* START Supplied passage *

Step 5: Synthesize the metamorphic transmission mechanism. Initially, propose the equivalent metamorphic parallel mechanism model to describe the topological correlations between execution limb and transmission. Then, identify the multi-mode output motion and number synthesis; next, determine kinematic bond of transmission limb followed by structural design and assembly.

Step 6: Multi-mode & multi-criterion optimal selection and simulation. Executions and transmissions are measured respectively in multi-modes by five criteria. After identifying the optimal combination, simulation is used to verify reconfigurability and operation behaviors.

* END Supplied passage *
* START Excerpted records *

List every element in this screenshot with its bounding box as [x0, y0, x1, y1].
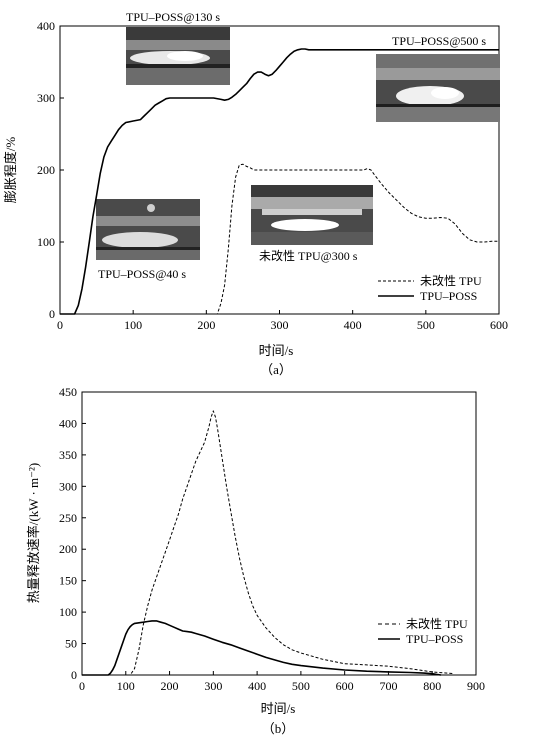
- annotation-unmodified-tpu-300s: 未改性 TPU@300 s: [259, 249, 358, 263]
- photo-tpu-poss-500s: [376, 54, 500, 122]
- chart-b-ytick-label: 100: [59, 605, 77, 619]
- chart-a-series-line-unmodified-tpu: [60, 163, 499, 315]
- chart-b-ylabel: 热量释放速率/(kW · m⁻²): [26, 463, 41, 604]
- chart-a-ytick-label: 0: [49, 307, 55, 321]
- chart-a-xtick-label: 200: [197, 318, 215, 332]
- annotation-tpu-poss-500s: TPU–POSS@500 s: [392, 34, 486, 48]
- chart-b-axes: [81, 391, 477, 676]
- chart-b-xtick-label: 600: [336, 679, 354, 693]
- legend-a-label-poss: TPU–POSS: [420, 289, 477, 303]
- chart-b-series: [82, 410, 455, 676]
- chart-a-series-line-tpu-poss: [60, 48, 499, 315]
- chart-a-ytick-label: 300: [37, 91, 55, 105]
- chart-a-xtick-label: 600: [490, 318, 508, 332]
- chart-b-ytick-label: 300: [59, 479, 77, 493]
- chart-b-xtick-label: 800: [423, 679, 441, 693]
- chart-b-ticks: 0 100 200 300 400 500 600 700 800 900 0 50 100 150 200…: [59, 385, 485, 693]
- chart-a-series: [60, 48, 499, 315]
- chart-b-xtick-label: 100: [117, 679, 135, 693]
- chart-a: 0 100 200 300 400 500 600 0 100 200 300 400: [3, 10, 508, 377]
- chart-b-xlabel: 时间/s: [261, 701, 296, 716]
- chart-a-ylabel: 膨胀程度/%: [3, 137, 18, 204]
- chart-b-ytick-label: 50: [65, 637, 77, 651]
- legend-b-label-unmodified: 未改性 TPU: [406, 617, 468, 631]
- chart-b-xtick-label: 200: [161, 679, 179, 693]
- chart-a-ytick-label: 100: [37, 235, 55, 249]
- chart-b-series-line-unmodified-tpu: [82, 410, 455, 676]
- chart-a-xtick-label: 100: [124, 318, 142, 332]
- chart-b-ytick-label: 150: [59, 574, 77, 588]
- chart-a-ticks: 0 100 200 300 400 500 600 0 100 200 300 400: [37, 19, 508, 332]
- chart-a-xtick-label: 400: [344, 318, 362, 332]
- chart-b-xtick-label: 300: [204, 679, 222, 693]
- chart-a-legend: 未改性 TPU TPU–POSS: [378, 274, 482, 303]
- chart-b-xtick-label: 900: [467, 679, 485, 693]
- chart-b-panel-label: （b）: [262, 721, 295, 736]
- chart-b-ytick-label: 0: [71, 668, 77, 682]
- legend-b-label-poss: TPU–POSS: [406, 632, 463, 646]
- chart-b-legend: 未改性 TPU TPU–POSS: [378, 617, 468, 646]
- chart-b-ytick-label: 250: [59, 511, 77, 525]
- chart-b-ytick-label: 200: [59, 542, 77, 556]
- chart-a-ytick-label: 400: [37, 19, 55, 33]
- chart-b-xtick-label: 700: [379, 679, 397, 693]
- chart-a-xlabel: 时间/s: [259, 343, 294, 358]
- chart-a-xtick-label: 300: [271, 318, 289, 332]
- chart-b-xtick-label: 0: [79, 679, 85, 693]
- annotation-tpu-poss-40s: TPU–POSS@40 s: [98, 267, 186, 281]
- chart-b-ytick-label: 450: [59, 385, 77, 399]
- chart-b-ytick-label: 400: [59, 416, 77, 430]
- chart-b: 0 100 200 300 400 500 600 700 800 900 0 50 100 150 200…: [26, 385, 485, 736]
- chart-b-series-line-tpu-poss: [82, 620, 442, 676]
- chart-b-xtick-label: 400: [248, 679, 266, 693]
- chart-a-panel-label: （a）: [260, 362, 292, 377]
- chart-b-xtick-label: 500: [292, 679, 310, 693]
- chart-a-ytick-label: 200: [37, 163, 55, 177]
- annotation-tpu-poss-130s: TPU–POSS@130 s: [126, 10, 220, 24]
- photo-tpu-poss-130s: [126, 27, 230, 85]
- legend-a-label-unmodified: 未改性 TPU: [420, 274, 482, 288]
- photo-unmodified-tpu-300s: [251, 185, 373, 245]
- chart-a-xtick-label: 500: [417, 318, 435, 332]
- photo-tpu-poss-40s: [96, 199, 200, 260]
- chart-a-xtick-label: 0: [57, 318, 63, 332]
- chart-b-ytick-label: 350: [59, 448, 77, 462]
- chart-b-plot-frame: [81, 391, 477, 676]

* END Excerpted records *

— Task directions —
From the passage on metamorphic mechanism design, output everything from "Step 6: Multi-mode" down to "and operation behaviors.", copied word for word.

— Response to the task —
Step 6: Multi-mode & multi-criterion optimal selection and simulation. Executions and transmissions are measured respectively in multi-modes by five criteria. After identifying the optimal combination, simulation is used to verify reconfigurability and operation behaviors.